Records shown:
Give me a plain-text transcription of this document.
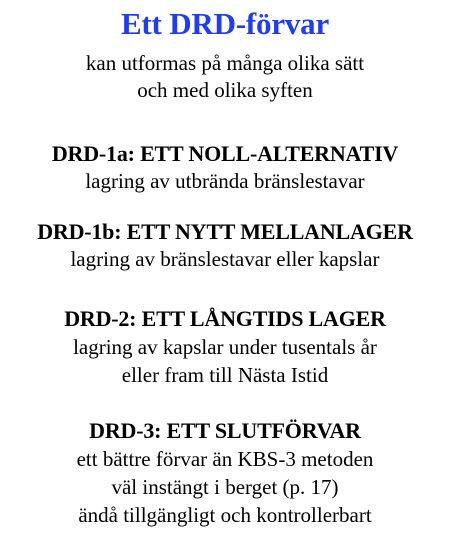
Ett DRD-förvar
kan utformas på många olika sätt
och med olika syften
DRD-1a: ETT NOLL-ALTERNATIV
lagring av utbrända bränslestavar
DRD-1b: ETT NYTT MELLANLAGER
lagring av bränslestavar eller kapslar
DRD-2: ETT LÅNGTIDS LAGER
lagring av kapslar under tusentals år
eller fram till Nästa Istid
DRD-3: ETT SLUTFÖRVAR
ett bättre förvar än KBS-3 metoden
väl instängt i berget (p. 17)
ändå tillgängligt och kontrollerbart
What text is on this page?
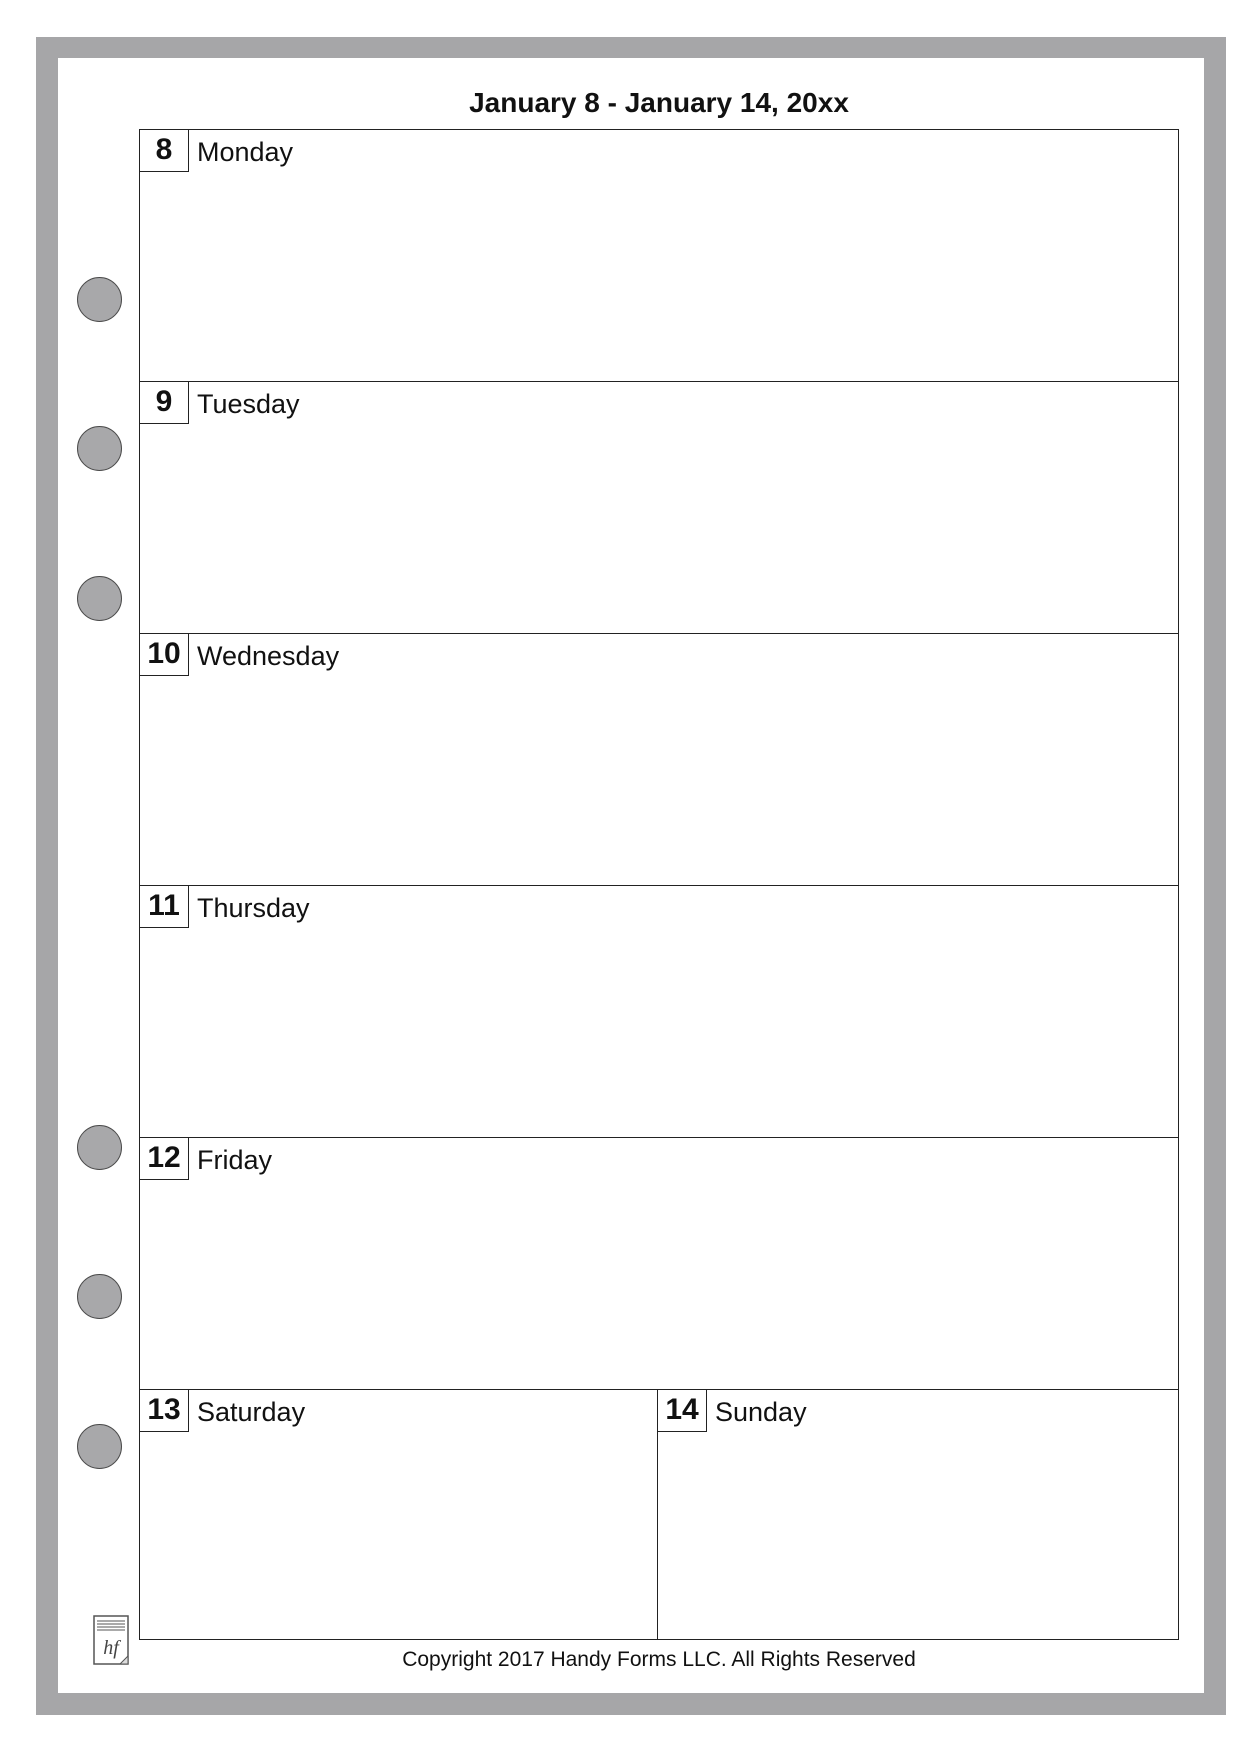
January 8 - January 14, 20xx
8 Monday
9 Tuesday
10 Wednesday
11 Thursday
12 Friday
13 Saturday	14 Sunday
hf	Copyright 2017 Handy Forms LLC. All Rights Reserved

==

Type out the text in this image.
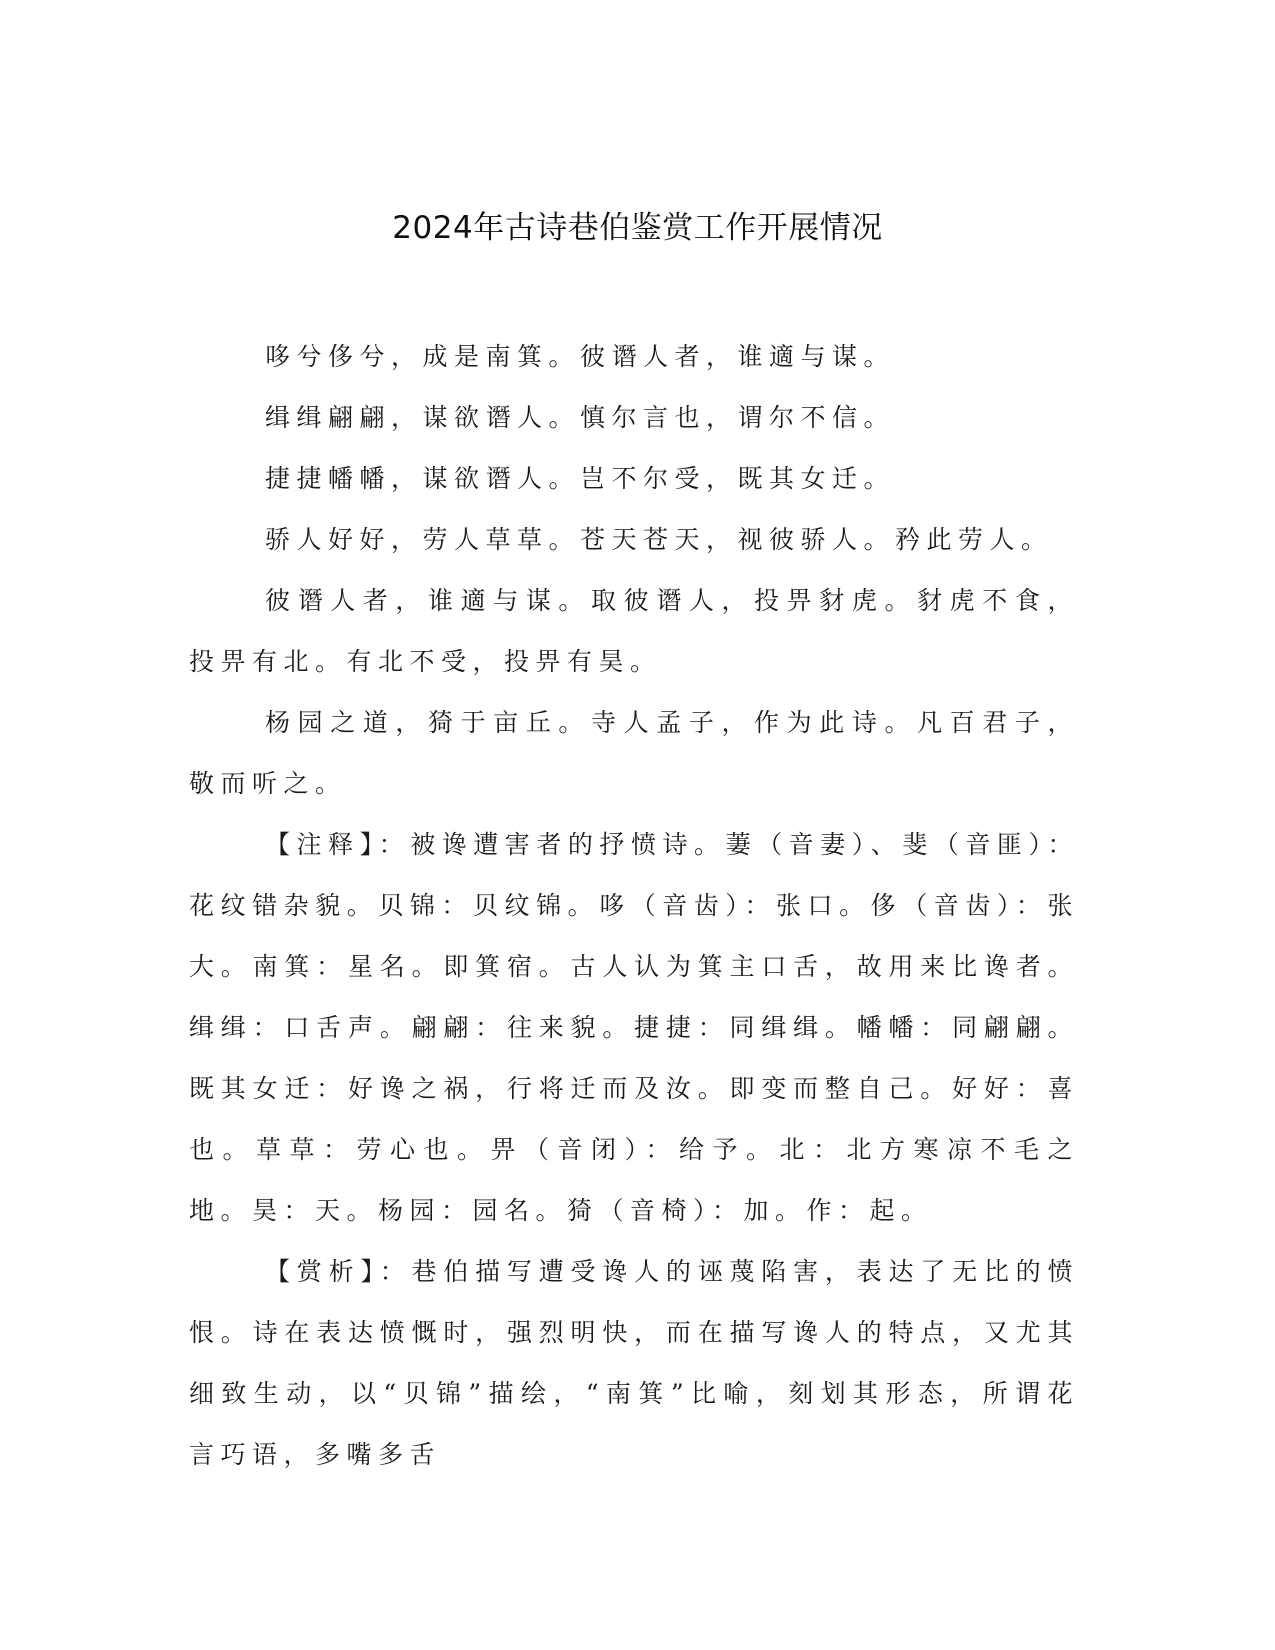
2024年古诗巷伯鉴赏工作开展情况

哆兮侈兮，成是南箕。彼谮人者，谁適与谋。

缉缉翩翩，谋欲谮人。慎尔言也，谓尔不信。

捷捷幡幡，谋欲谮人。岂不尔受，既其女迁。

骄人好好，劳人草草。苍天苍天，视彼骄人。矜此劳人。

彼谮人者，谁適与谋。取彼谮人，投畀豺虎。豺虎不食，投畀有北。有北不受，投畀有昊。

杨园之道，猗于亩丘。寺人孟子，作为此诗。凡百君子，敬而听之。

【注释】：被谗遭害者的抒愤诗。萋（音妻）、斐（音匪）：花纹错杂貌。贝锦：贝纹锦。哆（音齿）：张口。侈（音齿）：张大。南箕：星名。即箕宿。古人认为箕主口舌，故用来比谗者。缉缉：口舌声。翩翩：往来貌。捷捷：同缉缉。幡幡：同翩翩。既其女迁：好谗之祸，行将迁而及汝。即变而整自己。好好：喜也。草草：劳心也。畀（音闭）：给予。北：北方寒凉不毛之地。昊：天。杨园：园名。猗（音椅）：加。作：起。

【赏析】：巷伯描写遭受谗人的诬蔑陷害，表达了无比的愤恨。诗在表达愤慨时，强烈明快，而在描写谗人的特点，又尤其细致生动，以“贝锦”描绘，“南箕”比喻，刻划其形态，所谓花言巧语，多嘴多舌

Objective:
Show each line of the listing that holds the string "bränslestavar".

Task result:
lagring av utbrända bränslestavar
lagring av bränslestavar eller kapslar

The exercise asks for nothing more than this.